(SOURCE MATERIAL)
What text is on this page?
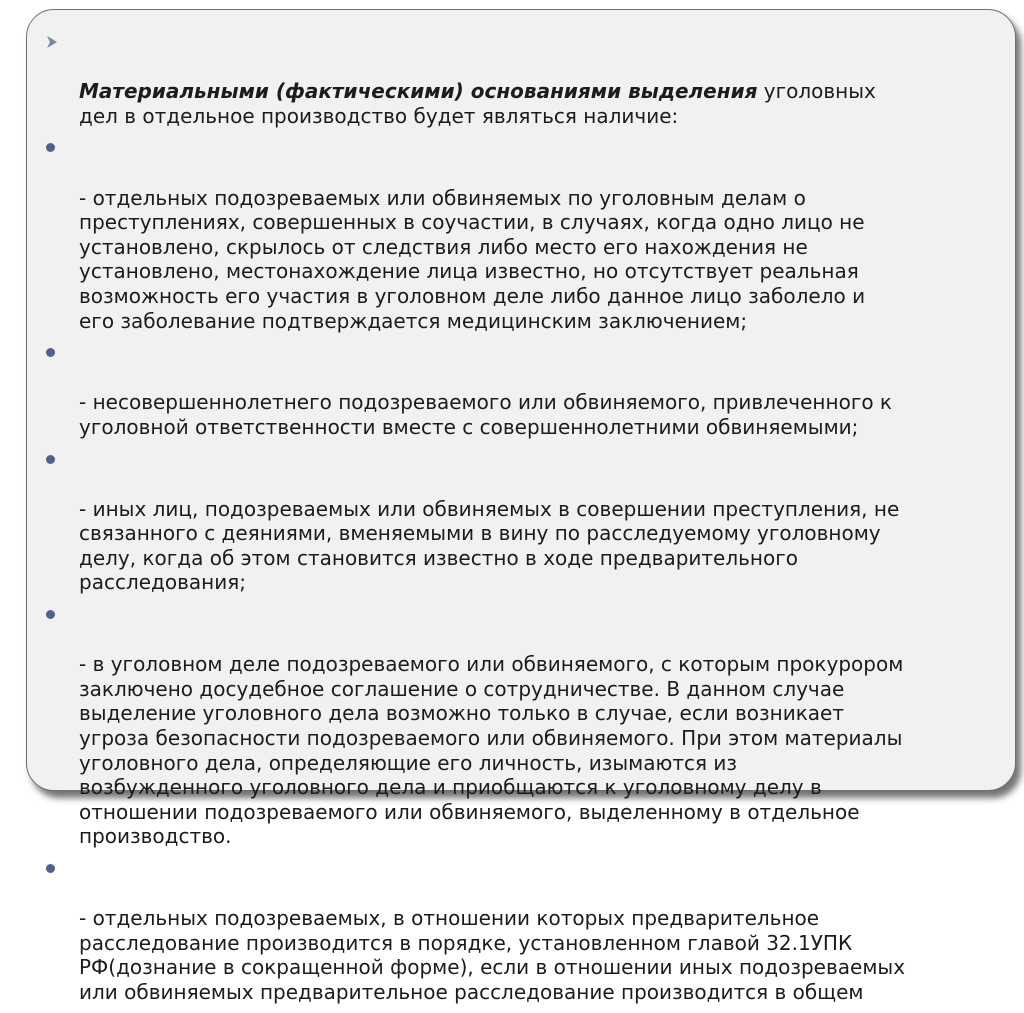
Материальными (фактическими) основаниями выделения уголовных
дел в отдельное производство будет являться наличие:

- отдельных подозреваемых или обвиняемых по уголовным делам о
преступлениях, совершенных в соучастии, в случаях, когда одно лицо не
установлено, скрылось от следствия либо место его нахождения не
установлено, местонахождение лица известно, но отсутствует реальная
возможность его участия в уголовном деле либо данное лицо заболело и
его заболевание подтверждается медицинским заключением;

- несовершеннолетнего подозреваемого или обвиняемого, привлеченного к
уголовной ответственности вместе с совершеннолетними обвиняемыми;

- иных лиц, подозреваемых или обвиняемых в совершении преступления, не
связанного с деяниями, вменяемыми в вину по расследуемому уголовному
делу, когда об этом становится известно в ходе предварительного
расследования;

- в уголовном деле подозреваемого или обвиняемого, с которым прокурором
заключено досудебное соглашение о сотрудничестве. В данном случае
выделение уголовного дела возможно только в случае, если возникает
угроза безопасности подозреваемого или обвиняемого. При этом материалы
уголовного дела, определяющие его личность, изымаются из
возбужденного уголовного дела и приобщаются к уголовному делу в
отношении подозреваемого или обвиняемого, выделенному в отдельное
производство.

- отдельных подозреваемых, в отношении которых предварительное
расследование производится в порядке, установленном главой 32.1УПК
РФ(дознание в сокращенной форме), если в отношении иных подозреваемых
или обвиняемых предварительное расследование производится в общем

(EXERCISE TASK) Leaving aside the images, write out the entries above word for word.

(RESULT FOR THIS TASK)
What text is on this page?
Материальными (фактическими) основаниями выделения уголовных
дел в отдельное производство будет являться наличие:

- отдельных подозреваемых или обвиняемых по уголовным делам о
преступлениях, совершенных в соучастии, в случаях, когда одно лицо не
установлено, скрылось от следствия либо место его нахождения не
установлено, местонахождение лица известно, но отсутствует реальная
возможность его участия в уголовном деле либо данное лицо заболело и
его заболевание подтверждается медицинским заключением;

- несовершеннолетнего подозреваемого или обвиняемого, привлеченного к
уголовной ответственности вместе с совершеннолетними обвиняемыми;

- иных лиц, подозреваемых или обвиняемых в совершении преступления, не
связанного с деяниями, вменяемыми в вину по расследуемому уголовному
делу, когда об этом становится известно в ходе предварительного
расследования;

- в уголовном деле подозреваемого или обвиняемого, с которым прокурором
заключено досудебное соглашение о сотрудничестве. В данном случае
выделение уголовного дела возможно только в случае, если возникает
угроза безопасности подозреваемого или обвиняемого. При этом материалы
уголовного дела, определяющие его личность, изымаются из
возбужденного уголовного дела и приобщаются к уголовному делу в
отношении подозреваемого или обвиняемого, выделенному в отдельное
производство.

- отдельных подозреваемых, в отношении которых предварительное
расследование производится в порядке, установленном главой 32.1УПК
РФ(дознание в сокращенной форме), если в отношении иных подозреваемых
или обвиняемых предварительное расследование производится в общем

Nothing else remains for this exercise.